#### Catatan yang Diberikan ####

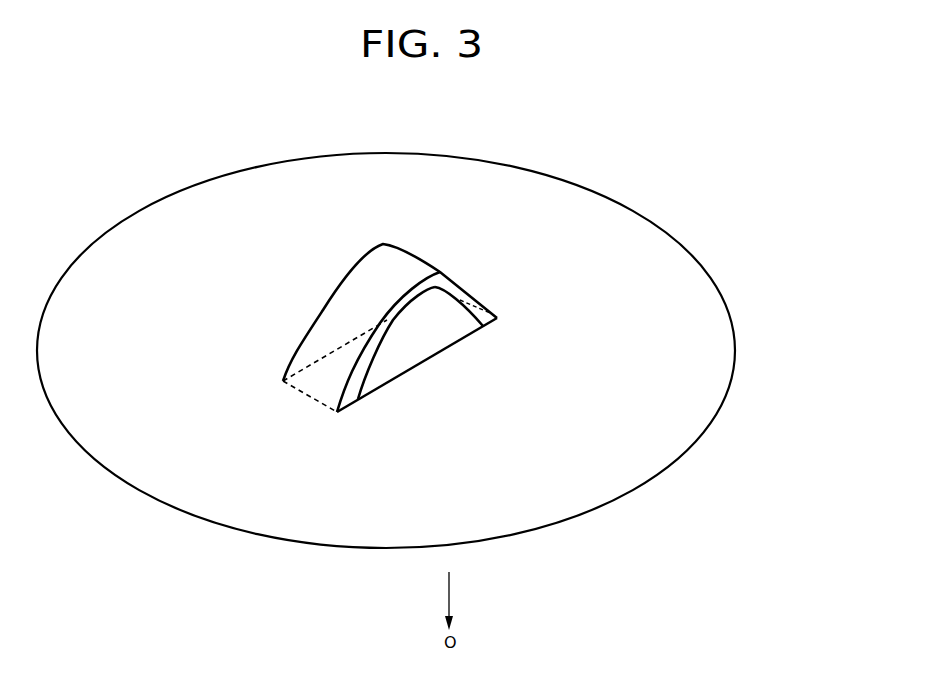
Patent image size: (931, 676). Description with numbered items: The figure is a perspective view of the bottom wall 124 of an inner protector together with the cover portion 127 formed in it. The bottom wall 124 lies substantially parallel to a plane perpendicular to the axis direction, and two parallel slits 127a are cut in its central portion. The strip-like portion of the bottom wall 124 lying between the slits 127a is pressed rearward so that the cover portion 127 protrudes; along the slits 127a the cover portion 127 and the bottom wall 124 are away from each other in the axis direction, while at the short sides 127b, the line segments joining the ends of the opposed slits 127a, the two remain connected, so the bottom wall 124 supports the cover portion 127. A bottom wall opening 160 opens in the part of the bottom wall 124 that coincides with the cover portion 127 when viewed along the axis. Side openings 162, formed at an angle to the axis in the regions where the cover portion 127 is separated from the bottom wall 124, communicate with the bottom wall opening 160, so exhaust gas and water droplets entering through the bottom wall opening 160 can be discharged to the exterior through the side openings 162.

The bottom wall 124 is at (683, 407).
The cover portion 127 is at (368, 263).
The slits 127a is at (323, 288).
The short sides 127b is at (488, 312).
The bottom wall opening 160 is at (433, 347).
The side openings 162 is at (408, 338).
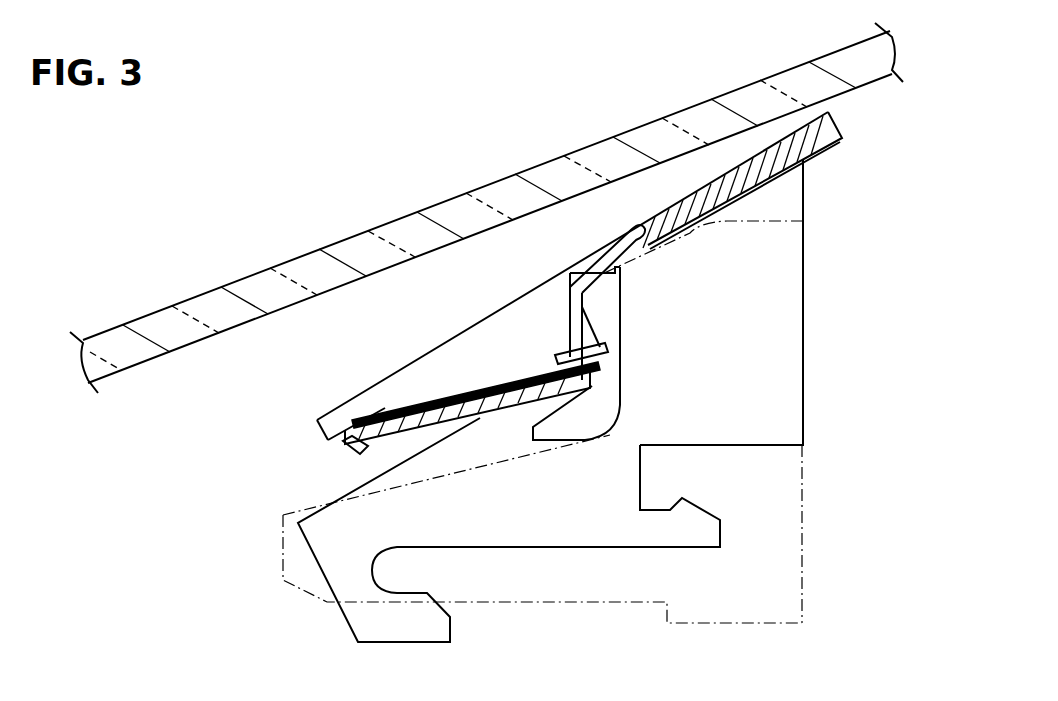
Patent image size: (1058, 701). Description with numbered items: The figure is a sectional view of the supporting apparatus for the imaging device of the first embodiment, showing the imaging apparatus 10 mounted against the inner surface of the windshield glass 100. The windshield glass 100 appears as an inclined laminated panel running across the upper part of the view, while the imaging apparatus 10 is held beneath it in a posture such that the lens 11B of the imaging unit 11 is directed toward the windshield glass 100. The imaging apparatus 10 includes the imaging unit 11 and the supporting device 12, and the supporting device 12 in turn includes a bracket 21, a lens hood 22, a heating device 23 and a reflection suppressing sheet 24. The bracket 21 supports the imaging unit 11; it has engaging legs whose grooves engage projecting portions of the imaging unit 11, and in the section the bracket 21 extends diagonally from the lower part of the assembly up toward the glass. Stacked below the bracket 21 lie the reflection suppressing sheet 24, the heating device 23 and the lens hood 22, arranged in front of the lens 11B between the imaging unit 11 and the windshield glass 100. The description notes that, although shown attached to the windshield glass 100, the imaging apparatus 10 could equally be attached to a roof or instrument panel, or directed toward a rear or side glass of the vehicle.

The windshield glass 100 is at (438, 204).
The imaging apparatus 10 is at (850, 168).
The imaging unit 11 is at (803, 503).
The lens 11B is at (562, 274).
The supporting device 12 is at (804, 201).
The bracket 21 is at (318, 417).
The lens hood 22 is at (347, 441).
The heating device 23 is at (397, 403).
The reflection suppressing sheet 24 is at (453, 387).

####

> _Soal Singkat_
Susun baris-baris catatan di atas menjadi tabel Markdown dengan kolom "No" untuk nomor urut dan kolom "Isi" untuk baris itu sendiri. Mulailah dari baris yang memuat "Patent image size: (1058, 701)." dan teruskan sampai baris terakhir catatan, tanpa menyertakan baris kosong.

> _Jawaban Latihan_
| No | Isi |
|---|---|
| 1 | Patent image size: (1058, 701). Description with numbered items: The figure is a sectional view of the supporting apparatus for the imaging device of the first embodiment, showing the imaging apparatus 10 mounted against the inner surface of the windshield glass 100. The windshield glass 100 appears as an inclined laminated panel running across the upper part of the view, while the imaging apparatus 10 is held beneath it in a posture such that the lens 11B of the imaging unit 11 is directed toward the windshield glass 100. The imaging apparatus 10 includes the imaging unit 11 and the supporting device 12, and the supporting device 12 in turn includes a bracket 21, a lens hood 22, a heating device 23 and a reflection suppressing sheet 24. The bracket 21 supports the imaging unit 11; it has engaging legs whose grooves engage projecting portions of the imaging unit 11, and in the section the bracket 21 extends diagonally from the lower part of the assembly up toward the glass. Stacked below the bracket 21 lie the reflection suppressing sheet 24, the heating device 23 and the lens hood 22, arranged in front of the lens 11B between the imaging unit 11 and the windshield glass 100. The description notes that, although shown attached to the windshield glass 100, the imaging apparatus 10 could equally be attached to a roof or instrument panel, or directed toward a rear or side glass of the vehicle. |
| 2 | The windshield glass 100 is at (438, 204). |
| 3 | The imaging apparatus 10 is at (850, 168). |
| 4 | The imaging unit 11 is at (803, 503). |
| 5 | The lens 11B is at (562, 274). |
| 6 | The supporting device 12 is at (804, 201). |
| 7 | The bracket 21 is at (318, 417). |
| 8 | The lens hood 22 is at (347, 441). |
| 9 | The heating device 23 is at (397, 403). |
| 10 | The reflection suppressing sheet 24 is at (453, 387). |